[Dataset items]

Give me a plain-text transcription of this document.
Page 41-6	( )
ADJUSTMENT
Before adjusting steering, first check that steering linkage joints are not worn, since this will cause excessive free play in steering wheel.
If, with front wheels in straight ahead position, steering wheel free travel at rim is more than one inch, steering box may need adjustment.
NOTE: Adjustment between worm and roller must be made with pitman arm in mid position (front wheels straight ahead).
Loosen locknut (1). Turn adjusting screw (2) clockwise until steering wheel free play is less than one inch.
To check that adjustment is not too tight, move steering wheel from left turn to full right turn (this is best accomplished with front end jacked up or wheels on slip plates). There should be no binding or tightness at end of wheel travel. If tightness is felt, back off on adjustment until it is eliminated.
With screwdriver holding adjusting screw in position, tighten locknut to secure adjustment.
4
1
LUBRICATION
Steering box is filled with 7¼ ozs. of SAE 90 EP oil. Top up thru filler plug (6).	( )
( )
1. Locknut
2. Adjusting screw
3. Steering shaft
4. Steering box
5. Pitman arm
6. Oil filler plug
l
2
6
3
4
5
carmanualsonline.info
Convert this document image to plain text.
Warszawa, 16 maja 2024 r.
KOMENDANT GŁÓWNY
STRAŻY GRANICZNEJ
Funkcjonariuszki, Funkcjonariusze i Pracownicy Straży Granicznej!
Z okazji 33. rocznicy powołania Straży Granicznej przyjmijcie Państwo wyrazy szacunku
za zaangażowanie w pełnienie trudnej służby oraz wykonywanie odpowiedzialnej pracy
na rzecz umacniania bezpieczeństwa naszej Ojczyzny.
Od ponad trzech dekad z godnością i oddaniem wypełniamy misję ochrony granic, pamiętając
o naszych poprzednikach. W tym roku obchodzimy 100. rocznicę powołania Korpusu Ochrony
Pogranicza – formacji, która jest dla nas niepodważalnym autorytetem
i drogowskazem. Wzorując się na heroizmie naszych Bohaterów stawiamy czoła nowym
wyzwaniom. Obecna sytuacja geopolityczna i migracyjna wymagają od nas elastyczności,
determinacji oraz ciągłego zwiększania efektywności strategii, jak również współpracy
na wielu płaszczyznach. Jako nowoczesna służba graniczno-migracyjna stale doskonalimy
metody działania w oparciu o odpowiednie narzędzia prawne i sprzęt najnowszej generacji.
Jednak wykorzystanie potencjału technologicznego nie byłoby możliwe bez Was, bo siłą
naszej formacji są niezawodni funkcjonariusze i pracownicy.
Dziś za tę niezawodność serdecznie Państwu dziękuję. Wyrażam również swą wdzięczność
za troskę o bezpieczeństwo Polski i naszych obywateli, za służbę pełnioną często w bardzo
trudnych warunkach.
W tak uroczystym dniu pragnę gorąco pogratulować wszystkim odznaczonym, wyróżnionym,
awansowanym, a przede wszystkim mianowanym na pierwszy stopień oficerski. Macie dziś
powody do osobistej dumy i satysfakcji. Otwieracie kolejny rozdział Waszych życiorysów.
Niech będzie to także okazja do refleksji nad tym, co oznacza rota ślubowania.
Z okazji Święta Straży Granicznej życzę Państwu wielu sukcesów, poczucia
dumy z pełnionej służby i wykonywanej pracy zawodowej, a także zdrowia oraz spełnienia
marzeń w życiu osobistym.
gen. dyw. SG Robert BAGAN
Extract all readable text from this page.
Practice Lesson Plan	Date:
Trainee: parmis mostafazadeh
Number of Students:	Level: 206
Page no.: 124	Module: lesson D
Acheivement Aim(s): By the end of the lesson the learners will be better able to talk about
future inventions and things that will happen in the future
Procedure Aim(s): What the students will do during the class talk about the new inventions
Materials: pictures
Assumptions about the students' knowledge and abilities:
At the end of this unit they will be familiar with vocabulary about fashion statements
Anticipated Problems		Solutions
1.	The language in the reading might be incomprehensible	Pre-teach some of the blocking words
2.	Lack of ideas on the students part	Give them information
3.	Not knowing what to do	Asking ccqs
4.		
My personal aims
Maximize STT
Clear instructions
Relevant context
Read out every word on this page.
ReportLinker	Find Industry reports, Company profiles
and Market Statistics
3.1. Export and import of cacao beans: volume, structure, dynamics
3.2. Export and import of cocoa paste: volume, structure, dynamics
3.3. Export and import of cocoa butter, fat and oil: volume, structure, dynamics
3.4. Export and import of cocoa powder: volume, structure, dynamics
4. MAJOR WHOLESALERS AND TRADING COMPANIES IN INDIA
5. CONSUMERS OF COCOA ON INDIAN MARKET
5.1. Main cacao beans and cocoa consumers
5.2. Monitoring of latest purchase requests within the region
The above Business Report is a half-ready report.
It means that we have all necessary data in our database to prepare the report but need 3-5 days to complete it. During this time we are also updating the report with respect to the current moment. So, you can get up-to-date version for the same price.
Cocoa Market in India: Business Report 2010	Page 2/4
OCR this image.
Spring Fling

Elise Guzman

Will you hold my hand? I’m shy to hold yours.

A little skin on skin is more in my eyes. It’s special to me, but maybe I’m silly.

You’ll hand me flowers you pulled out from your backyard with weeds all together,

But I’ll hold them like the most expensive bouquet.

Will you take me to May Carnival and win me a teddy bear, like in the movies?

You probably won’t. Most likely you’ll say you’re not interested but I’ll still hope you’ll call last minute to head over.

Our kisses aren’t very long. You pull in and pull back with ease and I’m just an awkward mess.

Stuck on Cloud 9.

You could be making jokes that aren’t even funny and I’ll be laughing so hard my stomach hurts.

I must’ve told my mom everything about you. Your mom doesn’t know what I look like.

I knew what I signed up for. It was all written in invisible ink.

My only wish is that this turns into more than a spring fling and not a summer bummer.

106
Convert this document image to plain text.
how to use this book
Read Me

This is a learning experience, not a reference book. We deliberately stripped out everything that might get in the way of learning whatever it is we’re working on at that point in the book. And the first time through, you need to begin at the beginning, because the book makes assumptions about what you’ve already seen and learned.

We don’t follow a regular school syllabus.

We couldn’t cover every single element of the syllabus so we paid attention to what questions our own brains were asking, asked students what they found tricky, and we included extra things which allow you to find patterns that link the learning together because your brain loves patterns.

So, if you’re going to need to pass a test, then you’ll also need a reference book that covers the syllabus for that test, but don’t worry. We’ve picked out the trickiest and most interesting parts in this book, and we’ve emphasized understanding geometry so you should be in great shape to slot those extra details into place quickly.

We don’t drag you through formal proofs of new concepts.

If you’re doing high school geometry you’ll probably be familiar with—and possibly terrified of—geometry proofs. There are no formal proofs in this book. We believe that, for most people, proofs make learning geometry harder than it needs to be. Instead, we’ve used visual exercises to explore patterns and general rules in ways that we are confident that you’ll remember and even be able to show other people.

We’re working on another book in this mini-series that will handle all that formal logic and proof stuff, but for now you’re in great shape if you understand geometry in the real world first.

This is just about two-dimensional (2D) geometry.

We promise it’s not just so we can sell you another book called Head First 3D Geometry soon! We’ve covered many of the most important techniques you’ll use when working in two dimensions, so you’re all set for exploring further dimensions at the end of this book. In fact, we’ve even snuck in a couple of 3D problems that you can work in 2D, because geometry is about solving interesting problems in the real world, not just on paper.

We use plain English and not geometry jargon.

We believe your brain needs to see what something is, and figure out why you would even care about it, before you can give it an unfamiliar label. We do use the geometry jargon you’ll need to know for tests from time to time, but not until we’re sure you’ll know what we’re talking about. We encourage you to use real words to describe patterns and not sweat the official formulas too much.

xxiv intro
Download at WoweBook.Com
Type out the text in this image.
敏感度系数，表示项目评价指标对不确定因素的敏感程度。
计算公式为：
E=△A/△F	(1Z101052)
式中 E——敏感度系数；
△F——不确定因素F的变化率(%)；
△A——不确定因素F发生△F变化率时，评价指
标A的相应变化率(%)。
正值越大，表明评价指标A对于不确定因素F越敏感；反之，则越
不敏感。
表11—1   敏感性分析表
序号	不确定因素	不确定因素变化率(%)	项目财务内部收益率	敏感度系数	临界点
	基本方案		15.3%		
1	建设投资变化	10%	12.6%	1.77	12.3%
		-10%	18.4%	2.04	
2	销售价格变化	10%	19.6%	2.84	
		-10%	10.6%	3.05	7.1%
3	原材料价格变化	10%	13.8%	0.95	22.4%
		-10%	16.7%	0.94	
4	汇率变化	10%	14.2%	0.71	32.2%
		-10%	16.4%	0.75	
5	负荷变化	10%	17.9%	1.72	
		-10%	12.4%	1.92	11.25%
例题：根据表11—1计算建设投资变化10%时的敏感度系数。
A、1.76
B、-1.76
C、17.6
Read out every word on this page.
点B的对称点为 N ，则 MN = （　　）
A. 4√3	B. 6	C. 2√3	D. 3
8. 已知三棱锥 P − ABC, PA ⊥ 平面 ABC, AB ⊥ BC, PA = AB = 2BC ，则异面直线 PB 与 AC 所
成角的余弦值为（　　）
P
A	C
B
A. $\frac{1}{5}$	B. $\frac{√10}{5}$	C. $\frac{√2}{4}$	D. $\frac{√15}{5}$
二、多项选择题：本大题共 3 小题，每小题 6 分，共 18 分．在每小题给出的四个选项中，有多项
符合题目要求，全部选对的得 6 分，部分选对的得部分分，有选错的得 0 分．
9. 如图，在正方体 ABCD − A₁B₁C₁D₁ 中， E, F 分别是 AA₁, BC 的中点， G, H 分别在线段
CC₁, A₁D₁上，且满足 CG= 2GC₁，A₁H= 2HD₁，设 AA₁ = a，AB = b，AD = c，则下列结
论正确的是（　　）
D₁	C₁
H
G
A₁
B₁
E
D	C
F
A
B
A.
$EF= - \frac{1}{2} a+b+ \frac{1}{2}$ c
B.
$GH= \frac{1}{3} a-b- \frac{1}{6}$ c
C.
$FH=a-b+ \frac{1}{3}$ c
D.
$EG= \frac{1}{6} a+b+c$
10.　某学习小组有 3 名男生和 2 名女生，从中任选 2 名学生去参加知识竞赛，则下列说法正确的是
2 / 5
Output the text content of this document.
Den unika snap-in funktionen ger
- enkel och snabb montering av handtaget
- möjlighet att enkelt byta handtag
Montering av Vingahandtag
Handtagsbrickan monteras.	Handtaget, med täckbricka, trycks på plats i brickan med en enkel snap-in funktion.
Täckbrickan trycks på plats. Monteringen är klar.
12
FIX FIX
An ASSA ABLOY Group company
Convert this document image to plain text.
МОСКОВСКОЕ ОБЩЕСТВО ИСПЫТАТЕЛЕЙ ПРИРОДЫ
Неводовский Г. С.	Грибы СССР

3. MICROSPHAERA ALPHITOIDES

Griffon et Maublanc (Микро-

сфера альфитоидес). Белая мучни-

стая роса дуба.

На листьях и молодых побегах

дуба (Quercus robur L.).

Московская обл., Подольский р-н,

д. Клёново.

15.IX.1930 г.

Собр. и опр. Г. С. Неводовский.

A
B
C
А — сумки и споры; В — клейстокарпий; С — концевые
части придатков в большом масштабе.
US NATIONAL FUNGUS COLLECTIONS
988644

◆ **WHAT THE EXERCISE ASKS**:
Note every line above where the string "straight" shows up, and copy those lines.

◆ **SOLUTION TO THIS PROBLEM**:
If, with front wheels in straight ahead position, steering wheel free travel at rim is more than one inch, steering box may need adjustment.
NOTE: Adjustment between worm and roller must be made with pitman arm in mid position (front wheels straight ahead).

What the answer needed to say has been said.